### GIVEN EXERCISE:
Restate the data below word for word. Skip any images it contains.

start DATASET EXCERPTS

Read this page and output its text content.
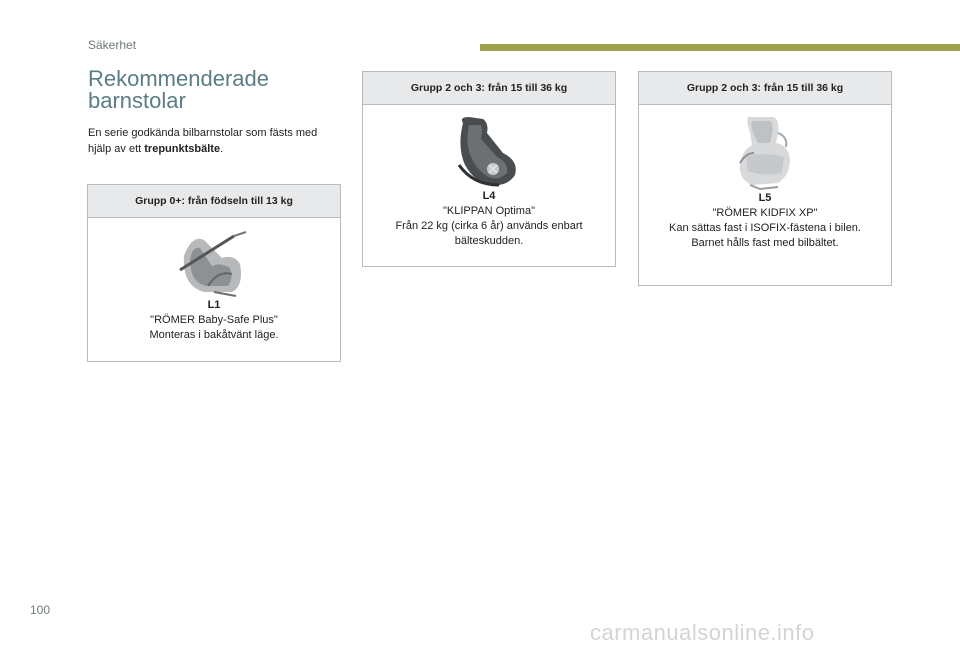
Säkerhet
Rekommenderade barnstolar
En serie godkända bilbarnstolar som fästs med hjälp av ett trepunktsbälte.
Grupp 0+: från födseln till 13 kg
L1
"RÖMER Baby-Safe Plus"
Monteras i bakåtvänt läge.
Grupp 2 och 3: från 15 till 36 kg
L4
"KLIPPAN Optima"
Från 22 kg (cirka 6 år) används enbart
bälteskudden.
Grupp 2 och 3: från 15 till 36 kg
L5
"RÖMER KIDFIX XP"
Kan sättas fast i ISOFIX-fästena i bilen.
Barnet hålls fast med bilbältet.
100
carmanualsonline.info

end DATASET EXCERPTS

### TASK ANSWER:
Read this page and output its text content.
Säkerhet
Rekommenderade barnstolar
En serie godkända bilbarnstolar som fästs med hjälp av ett trepunktsbälte.
Grupp 0+: från födseln till 13 kg
L1
"RÖMER Baby-Safe Plus"
Monteras i bakåtvänt läge.
Grupp 2 och 3: från 15 till 36 kg
L4
"KLIPPAN Optima"
Från 22 kg (cirka 6 år) används enbart
bälteskudden.
Grupp 2 och 3: från 15 till 36 kg
L5
"RÖMER KIDFIX XP"
Kan sättas fast i ISOFIX-fästena i bilen.
Barnet hålls fast med bilbältet.
100
carmanualsonline.info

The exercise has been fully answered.